++++ RECORDS PROVIDED

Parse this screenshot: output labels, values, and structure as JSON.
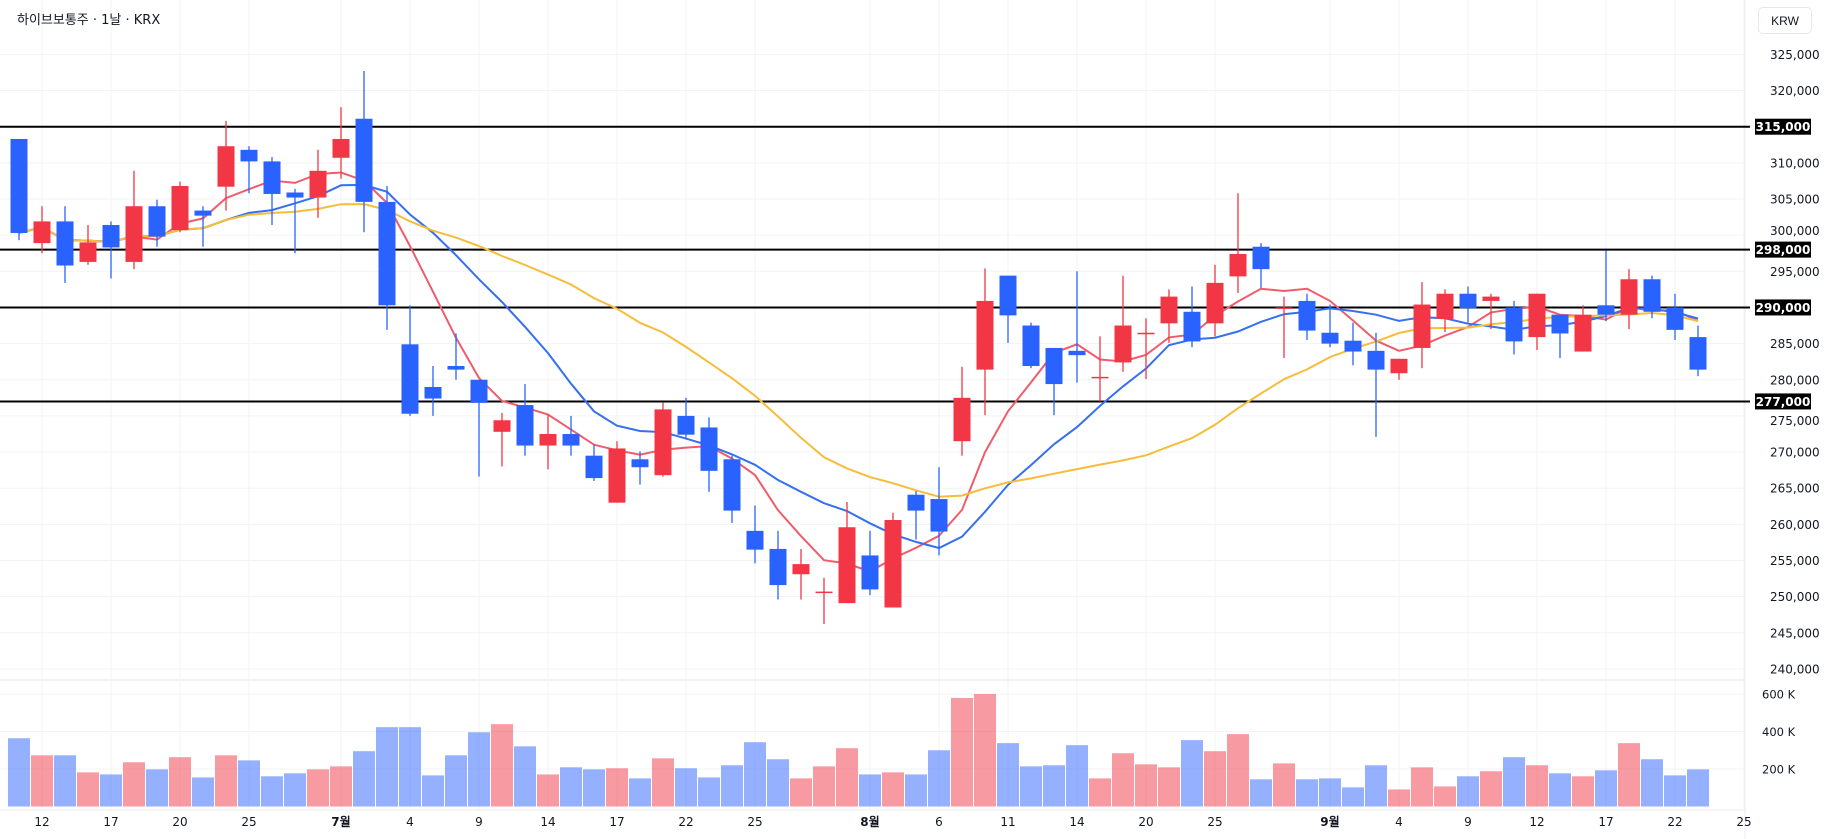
{
  "header": {
    "title": "하이브보통주 · 1날 · KRX",
    "currency_button": "KRW"
  },
  "colors": {
    "up": "#f23645",
    "down": "#2962ff",
    "ma5": "#ef5d6b",
    "ma10": "#3470f0",
    "ma20": "#f5bd3a",
    "level": "#000000"
  },
  "chart_data": {
    "type": "candlestick",
    "title": "하이브보통주 · 1날 · KRX",
    "ylabel": "KRW",
    "ylim": [
      240000,
      325000
    ],
    "y_ticks": [
      325000,
      320000,
      315000,
      310000,
      305000,
      300000,
      295000,
      290000,
      285000,
      280000,
      275000,
      270000,
      265000,
      260000,
      255000,
      250000,
      245000,
      240000
    ],
    "y_tick_labels": [
      "325,000",
      "320,000",
      "315,000",
      "310,000",
      "305,000",
      "300,000",
      "295,000",
      "290,000",
      "285,000",
      "280,000",
      "275,000",
      "270,000",
      "265,000",
      "260,000",
      "255,000",
      "250,000",
      "245,000",
      "240,000"
    ],
    "levels": [
      {
        "value": 315000,
        "label": "315,000"
      },
      {
        "value": 298000,
        "label": "298,000"
      },
      {
        "value": 290000,
        "label": "290,000"
      },
      {
        "value": 277000,
        "label": "277,000"
      }
    ],
    "moving_averages": [
      {
        "name": "MA5",
        "period": 5
      },
      {
        "name": "MA10",
        "period": 10
      },
      {
        "name": "MA20",
        "period": 20
      }
    ],
    "x_labels": [
      {
        "index": 1,
        "label": "12"
      },
      {
        "index": 4,
        "label": "17"
      },
      {
        "index": 7,
        "label": "20"
      },
      {
        "index": 10,
        "label": "25"
      },
      {
        "index": 14,
        "label": "7월",
        "bold": true
      },
      {
        "index": 17,
        "label": "4"
      },
      {
        "index": 20,
        "label": "9"
      },
      {
        "index": 23,
        "label": "14"
      },
      {
        "index": 26,
        "label": "17"
      },
      {
        "index": 29,
        "label": "22"
      },
      {
        "index": 32,
        "label": "25"
      },
      {
        "index": 37,
        "label": "8월",
        "bold": true
      },
      {
        "index": 40,
        "label": "6"
      },
      {
        "index": 43,
        "label": "11"
      },
      {
        "index": 46,
        "label": "14"
      },
      {
        "index": 49,
        "label": "20"
      },
      {
        "index": 52,
        "label": "25"
      },
      {
        "index": 57,
        "label": "9월",
        "bold": true
      },
      {
        "index": 60,
        "label": "4"
      },
      {
        "index": 63,
        "label": "9"
      },
      {
        "index": 66,
        "label": "12"
      },
      {
        "index": 69,
        "label": "17"
      },
      {
        "index": 72,
        "label": "22"
      },
      {
        "index": 75,
        "label": "25"
      }
    ],
    "volume_ticks": [
      {
        "value": 600000,
        "label": "600 K"
      },
      {
        "value": 400000,
        "label": "400 K"
      },
      {
        "value": 200000,
        "label": "200 K"
      }
    ],
    "ohlc": [
      [
        313300,
        313300,
        299300,
        300300
      ],
      [
        298900,
        304000,
        297500,
        301900
      ],
      [
        301900,
        304000,
        293400,
        295800
      ],
      [
        296300,
        301400,
        295900,
        299000
      ],
      [
        301400,
        301900,
        294000,
        298300
      ],
      [
        296300,
        308900,
        295300,
        304000
      ],
      [
        304000,
        304900,
        298400,
        299800
      ],
      [
        300700,
        307400,
        300400,
        306800
      ],
      [
        303400,
        304000,
        298400,
        302700
      ],
      [
        306700,
        315800,
        303400,
        312300
      ],
      [
        311800,
        312300,
        305800,
        310200
      ],
      [
        310200,
        310800,
        301400,
        305700
      ],
      [
        305900,
        306400,
        297500,
        305200
      ],
      [
        305200,
        311800,
        302400,
        308900
      ],
      [
        310700,
        317700,
        307800,
        313300
      ],
      [
        316100,
        322700,
        300400,
        304600
      ],
      [
        304600,
        306800,
        286900,
        290300
      ],
      [
        284900,
        290300,
        275000,
        275300
      ],
      [
        279000,
        281900,
        275000,
        277400
      ],
      [
        281900,
        286400,
        280000,
        281400
      ],
      [
        280000,
        280000,
        266600,
        276800
      ],
      [
        272800,
        275400,
        268000,
        274400
      ],
      [
        276500,
        279400,
        269500,
        270900
      ],
      [
        270900,
        275100,
        267600,
        272500
      ],
      [
        272500,
        275000,
        269500,
        270900
      ],
      [
        269500,
        271000,
        266000,
        266400
      ],
      [
        263000,
        271500,
        263000,
        270500
      ],
      [
        269000,
        270100,
        265500,
        267900
      ],
      [
        266800,
        276900,
        266600,
        275900
      ],
      [
        275000,
        277500,
        272000,
        272400
      ],
      [
        273400,
        274800,
        264500,
        267400
      ],
      [
        269000,
        269500,
        260200,
        261900
      ],
      [
        259100,
        262600,
        254600,
        256500
      ],
      [
        256600,
        259100,
        249600,
        251600
      ],
      [
        253100,
        256600,
        249600,
        254500
      ],
      [
        250600,
        252600,
        246200,
        250700
      ],
      [
        249100,
        263100,
        249100,
        259600
      ],
      [
        255700,
        259100,
        250200,
        251000
      ],
      [
        248500,
        261600,
        248500,
        260600
      ],
      [
        264100,
        264600,
        257900,
        261900
      ],
      [
        263500,
        267900,
        255700,
        259000
      ],
      [
        271500,
        281800,
        269500,
        277500
      ],
      [
        281400,
        295400,
        275100,
        290900
      ],
      [
        294400,
        294400,
        285100,
        288900
      ],
      [
        287500,
        287900,
        281600,
        281900
      ],
      [
        284400,
        284400,
        275100,
        279400
      ],
      [
        284000,
        295000,
        279600,
        283400
      ],
      [
        280300,
        286000,
        277000,
        280400
      ],
      [
        282400,
        294400,
        281100,
        287500
      ],
      [
        286400,
        288500,
        280100,
        286500
      ],
      [
        287800,
        292500,
        285100,
        291500
      ],
      [
        289400,
        292900,
        284500,
        285300
      ],
      [
        287800,
        295900,
        286000,
        293400
      ],
      [
        294300,
        305800,
        292000,
        297400
      ],
      [
        298400,
        298900,
        292700,
        295300
      ],
      [
        289900,
        291500,
        283000,
        290000
      ],
      [
        290900,
        291900,
        285500,
        286800
      ],
      [
        286500,
        290400,
        284500,
        285000
      ],
      [
        285400,
        287900,
        282000,
        283900
      ],
      [
        284000,
        286500,
        272100,
        281400
      ],
      [
        280900,
        282900,
        280000,
        282900
      ],
      [
        284400,
        293500,
        281600,
        290400
      ],
      [
        288400,
        292500,
        286600,
        291900
      ],
      [
        291900,
        292900,
        287900,
        289900
      ],
      [
        290900,
        291900,
        287000,
        291500
      ],
      [
        290000,
        290900,
        283500,
        285300
      ],
      [
        285900,
        291900,
        284100,
        291900
      ],
      [
        289000,
        289000,
        283000,
        286400
      ],
      [
        283900,
        290300,
        283900,
        289000
      ],
      [
        290300,
        297900,
        288100,
        289000
      ],
      [
        289000,
        295300,
        287000,
        293900
      ],
      [
        293900,
        294400,
        288500,
        289400
      ],
      [
        290000,
        291900,
        285500,
        286900
      ],
      [
        285900,
        287500,
        280500,
        281400
      ]
    ],
    "volume": [
      364000,
      273000,
      273000,
      182000,
      171000,
      236000,
      198000,
      263000,
      155000,
      273000,
      246000,
      161000,
      177000,
      198000,
      214000,
      295000,
      423000,
      423000,
      166000,
      273000,
      396000,
      439000,
      321000,
      171000,
      209000,
      198000,
      204000,
      150000,
      257000,
      204000,
      155000,
      220000,
      343000,
      252000,
      150000,
      214000,
      311000,
      171000,
      182000,
      171000,
      300000,
      579000,
      600000,
      338000,
      214000,
      220000,
      327000,
      150000,
      284000,
      225000,
      209000,
      354000,
      295000,
      386000,
      145000,
      230000,
      145000,
      150000,
      102000,
      220000,
      91000,
      209000,
      107000,
      161000,
      188000,
      263000,
      220000,
      177000,
      161000,
      193000,
      338000,
      252000,
      166000,
      198000
    ]
  }
}
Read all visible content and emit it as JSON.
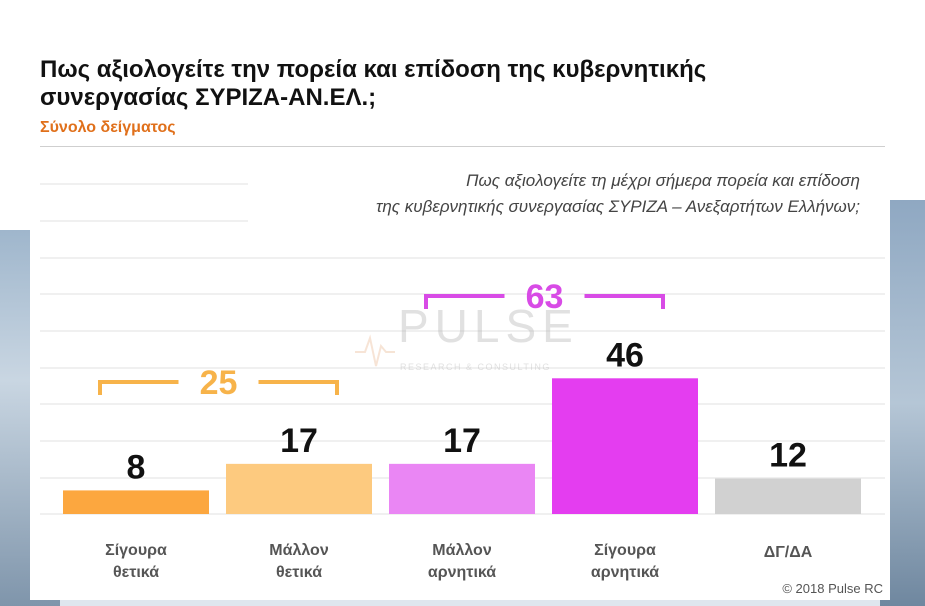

++++++++

INSTRUCTION: In the records, locate each line holding the string "JSON" and copy it.

EXERCISE OUTPUT:
Parse this screenshot: output labels, values, and structure as JSON.
Read all visible content and emit it as JSON.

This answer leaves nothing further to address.